(Work required):
Below are records to transcribe exactly, without their pictures.

(Records shown):
══════
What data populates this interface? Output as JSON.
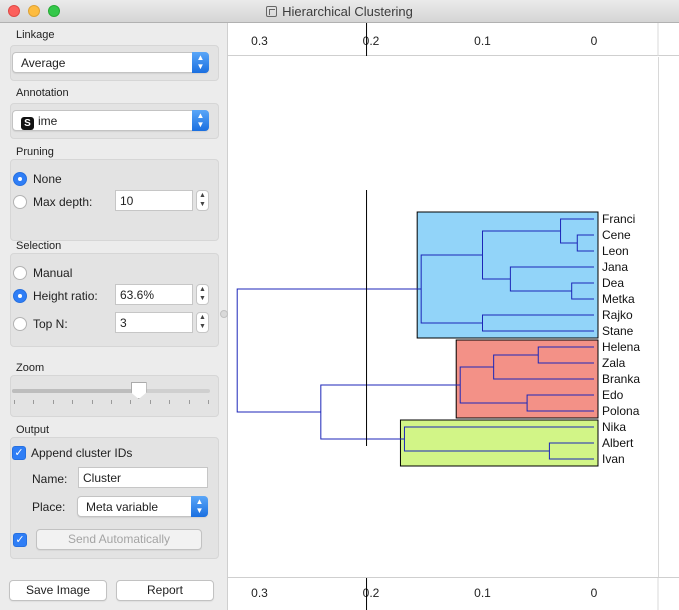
{
  "window": {
    "title": "Hierarchical Clustering"
  },
  "linkage": {
    "section_title": "Linkage",
    "value": "Average"
  },
  "annotation": {
    "section_title": "Annotation",
    "icon_letter": "S",
    "value": "ime"
  },
  "pruning": {
    "section_title": "Pruning",
    "none_label": "None",
    "max_depth_label": "Max depth:",
    "max_depth_value": "10",
    "selected": "None"
  },
  "selection": {
    "section_title": "Selection",
    "manual_label": "Manual",
    "height_ratio_label": "Height ratio:",
    "height_ratio_value": "63.6%",
    "top_n_label": "Top N:",
    "top_n_value": "3",
    "selected": "Height ratio"
  },
  "zoom": {
    "section_title": "Zoom",
    "level": 0.64
  },
  "output": {
    "section_title": "Output",
    "append_label": "Append cluster IDs",
    "append_checked": true,
    "name_label": "Name:",
    "name_value": "Cluster",
    "place_label": "Place:",
    "place_value": "Meta variable",
    "auto_checked": true,
    "send_label": "Send Automatically"
  },
  "footer": {
    "save_image_label": "Save Image",
    "report_label": "Report"
  },
  "axis": {
    "ticks": [
      "0.3",
      "0.2",
      "0.1",
      "0"
    ],
    "cut_height": 0.204
  },
  "colors": {
    "cluster1": "#92d4f9",
    "cluster2": "#f39187",
    "cluster3": "#d2f587",
    "tree_line": "#1c26b8",
    "accent": "#2f7ef6"
  },
  "dendrogram": {
    "leaves": [
      "Franci",
      "Cene",
      "Leon",
      "Jana",
      "Dea",
      "Metka",
      "Rajko",
      "Stane",
      "Helena",
      "Zala",
      "Branka",
      "Edo",
      "Polona",
      "Nika",
      "Albert",
      "Ivan"
    ],
    "merges": [
      {
        "a": 1,
        "b": 2,
        "h": 0.015
      },
      {
        "a": 0,
        "b": 16,
        "h": 0.03
      },
      {
        "a": 4,
        "b": 5,
        "h": 0.02
      },
      {
        "a": 3,
        "b": 18,
        "h": 0.075
      },
      {
        "a": 17,
        "b": 19,
        "h": 0.1
      },
      {
        "a": 6,
        "b": 7,
        "h": 0.1
      },
      {
        "a": 20,
        "b": 21,
        "h": 0.155
      },
      {
        "a": 8,
        "b": 9,
        "h": 0.05
      },
      {
        "a": 10,
        "b": 23,
        "h": 0.09
      },
      {
        "a": 11,
        "b": 12,
        "h": 0.06
      },
      {
        "a": 24,
        "b": 25,
        "h": 0.12
      },
      {
        "a": 14,
        "b": 15,
        "h": 0.04
      },
      {
        "a": 13,
        "b": 27,
        "h": 0.17
      },
      {
        "a": 26,
        "b": 28,
        "h": 0.245
      },
      {
        "a": 22,
        "b": 29,
        "h": 0.32
      }
    ],
    "clusters": [
      {
        "root": 22,
        "first": 0,
        "last": 7,
        "color": "#92d4f9"
      },
      {
        "root": 26,
        "first": 8,
        "last": 12,
        "color": "#f39187"
      },
      {
        "root": 28,
        "first": 13,
        "last": 15,
        "color": "#d2f587"
      }
    ]
  }
}
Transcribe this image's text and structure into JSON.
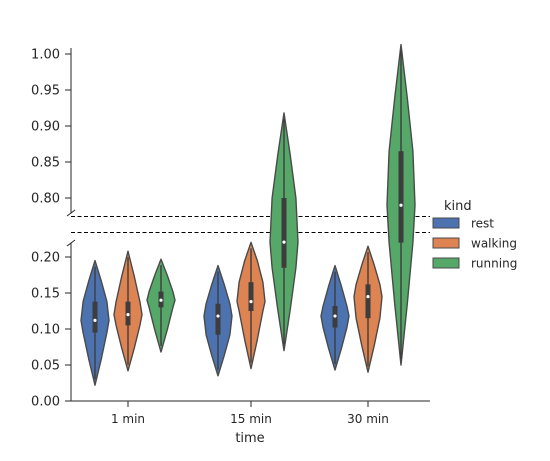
{
  "chart_data": {
    "type": "violin",
    "xlabel": "time",
    "ylabel": "",
    "categories": [
      "1 min",
      "15 min",
      "30 min"
    ],
    "ylim_upper": [
      0.77,
      1.0
    ],
    "ylim_lower": [
      0.0,
      0.22
    ],
    "yticks_upper": [
      "0.80",
      "0.85",
      "0.90",
      "0.95",
      "1.00"
    ],
    "yticks_lower": [
      "0.00",
      "0.05",
      "0.10",
      "0.15",
      "0.20"
    ],
    "axis_break": true,
    "legend": {
      "title": "kind",
      "placement": "right"
    },
    "series": [
      {
        "name": "rest",
        "color": "#4c72b0",
        "violins": [
          {
            "min": 0.022,
            "q1": 0.095,
            "median": 0.112,
            "q3": 0.138,
            "max": 0.195
          },
          {
            "min": 0.035,
            "q1": 0.092,
            "median": 0.118,
            "q3": 0.135,
            "max": 0.188
          },
          {
            "min": 0.043,
            "q1": 0.102,
            "median": 0.118,
            "q3": 0.132,
            "max": 0.188
          }
        ]
      },
      {
        "name": "walking",
        "color": "#dd8452",
        "violins": [
          {
            "min": 0.042,
            "q1": 0.105,
            "median": 0.12,
            "q3": 0.138,
            "max": 0.208
          },
          {
            "min": 0.045,
            "q1": 0.125,
            "median": 0.138,
            "q3": 0.165,
            "max": 0.225
          },
          {
            "min": 0.04,
            "q1": 0.115,
            "median": 0.145,
            "q3": 0.162,
            "max": 0.215
          }
        ]
      },
      {
        "name": "running",
        "color": "#55a868",
        "violins": [
          {
            "min": 0.068,
            "q1": 0.13,
            "median": 0.14,
            "q3": 0.152,
            "max": 0.197
          },
          {
            "min": 0.07,
            "q1": 0.185,
            "median": 0.232,
            "q3": 0.8,
            "max": 0.918
          },
          {
            "min": 0.05,
            "q1": 0.22,
            "median": 0.79,
            "q3": 0.865,
            "max": 1.013
          }
        ]
      }
    ]
  }
}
══════
(Output for this task):
What data populates this interface? Output as JSON.
{
  "window": {
    "title": "Hierarchical Clustering"
  },
  "linkage": {
    "section_title": "Linkage",
    "value": "Average"
  },
  "annotation": {
    "section_title": "Annotation",
    "icon_letter": "S",
    "value": "ime"
  },
  "pruning": {
    "section_title": "Pruning",
    "none_label": "None",
    "max_depth_label": "Max depth:",
    "max_depth_value": "10",
    "selected": "None"
  },
  "selection": {
    "section_title": "Selection",
    "manual_label": "Manual",
    "height_ratio_label": "Height ratio:",
    "height_ratio_value": "63.6%",
    "top_n_label": "Top N:",
    "top_n_value": "3",
    "selected": "Height ratio"
  },
  "zoom": {
    "section_title": "Zoom",
    "level": 0.64
  },
  "output": {
    "section_title": "Output",
    "append_label": "Append cluster IDs",
    "append_checked": true,
    "name_label": "Name:",
    "name_value": "Cluster",
    "place_label": "Place:",
    "place_value": "Meta variable",
    "auto_checked": true,
    "send_label": "Send Automatically"
  },
  "footer": {
    "save_image_label": "Save Image",
    "report_label": "Report"
  },
  "axis": {
    "ticks": [
      "0.3",
      "0.2",
      "0.1",
      "0"
    ],
    "cut_height": 0.204
  },
  "colors": {
    "cluster1": "#92d4f9",
    "cluster2": "#f39187",
    "cluster3": "#d2f587",
    "tree_line": "#1c26b8",
    "accent": "#2f7ef6"
  },
  "dendrogram": {
    "leaves": [
      "Franci",
      "Cene",
      "Leon",
      "Jana",
      "Dea",
      "Metka",
      "Rajko",
      "Stane",
      "Helena",
      "Zala",
      "Branka",
      "Edo",
      "Polona",
      "Nika",
      "Albert",
      "Ivan"
    ],
    "merges": [
      {
        "a": 1,
        "b": 2,
        "h": 0.015
      },
      {
        "a": 0,
        "b": 16,
        "h": 0.03
      },
      {
        "a": 4,
        "b": 5,
        "h": 0.02
      },
      {
        "a": 3,
        "b": 18,
        "h": 0.075
      },
      {
        "a": 17,
        "b": 19,
        "h": 0.1
      },
      {
        "a": 6,
        "b": 7,
        "h": 0.1
      },
      {
        "a": 20,
        "b": 21,
        "h": 0.155
      },
      {
        "a": 8,
        "b": 9,
        "h": 0.05
      },
      {
        "a": 10,
        "b": 23,
        "h": 0.09
      },
      {
        "a": 11,
        "b": 12,
        "h": 0.06
      },
      {
        "a": 24,
        "b": 25,
        "h": 0.12
      },
      {
        "a": 14,
        "b": 15,
        "h": 0.04
      },
      {
        "a": 13,
        "b": 27,
        "h": 0.17
      },
      {
        "a": 26,
        "b": 28,
        "h": 0.245
      },
      {
        "a": 22,
        "b": 29,
        "h": 0.32
      }
    ],
    "clusters": [
      {
        "root": 22,
        "first": 0,
        "last": 7,
        "color": "#92d4f9"
      },
      {
        "root": 26,
        "first": 8,
        "last": 12,
        "color": "#f39187"
      },
      {
        "root": 28,
        "first": 13,
        "last": 15,
        "color": "#d2f587"
      }
    ]
  }
}
Transcribe this image's text and structure into JSON.
{
  "chart_data": {
    "type": "violin",
    "xlabel": "time",
    "ylabel": "",
    "categories": [
      "1 min",
      "15 min",
      "30 min"
    ],
    "ylim_upper": [
      0.77,
      1.0
    ],
    "ylim_lower": [
      0.0,
      0.22
    ],
    "yticks_upper": [
      "0.80",
      "0.85",
      "0.90",
      "0.95",
      "1.00"
    ],
    "yticks_lower": [
      "0.00",
      "0.05",
      "0.10",
      "0.15",
      "0.20"
    ],
    "axis_break": true,
    "legend": {
      "title": "kind",
      "placement": "right"
    },
    "series": [
      {
        "name": "rest",
        "color": "#4c72b0",
        "violins": [
          {
            "min": 0.022,
            "q1": 0.095,
            "median": 0.112,
            "q3": 0.138,
            "max": 0.195
          },
          {
            "min": 0.035,
            "q1": 0.092,
            "median": 0.118,
            "q3": 0.135,
            "max": 0.188
          },
          {
            "min": 0.043,
            "q1": 0.102,
            "median": 0.118,
            "q3": 0.132,
            "max": 0.188
          }
        ]
      },
      {
        "name": "walking",
        "color": "#dd8452",
        "violins": [
          {
            "min": 0.042,
            "q1": 0.105,
            "median": 0.12,
            "q3": 0.138,
            "max": 0.208
          },
          {
            "min": 0.045,
            "q1": 0.125,
            "median": 0.138,
            "q3": 0.165,
            "max": 0.225
          },
          {
            "min": 0.04,
            "q1": 0.115,
            "median": 0.145,
            "q3": 0.162,
            "max": 0.215
          }
        ]
      },
      {
        "name": "running",
        "color": "#55a868",
        "violins": [
          {
            "min": 0.068,
            "q1": 0.13,
            "median": 0.14,
            "q3": 0.152,
            "max": 0.197
          },
          {
            "min": 0.07,
            "q1": 0.185,
            "median": 0.232,
            "q3": 0.8,
            "max": 0.918
          },
          {
            "min": 0.05,
            "q1": 0.22,
            "median": 0.79,
            "q3": 0.865,
            "max": 1.013
          }
        ]
      }
    ]
  }
}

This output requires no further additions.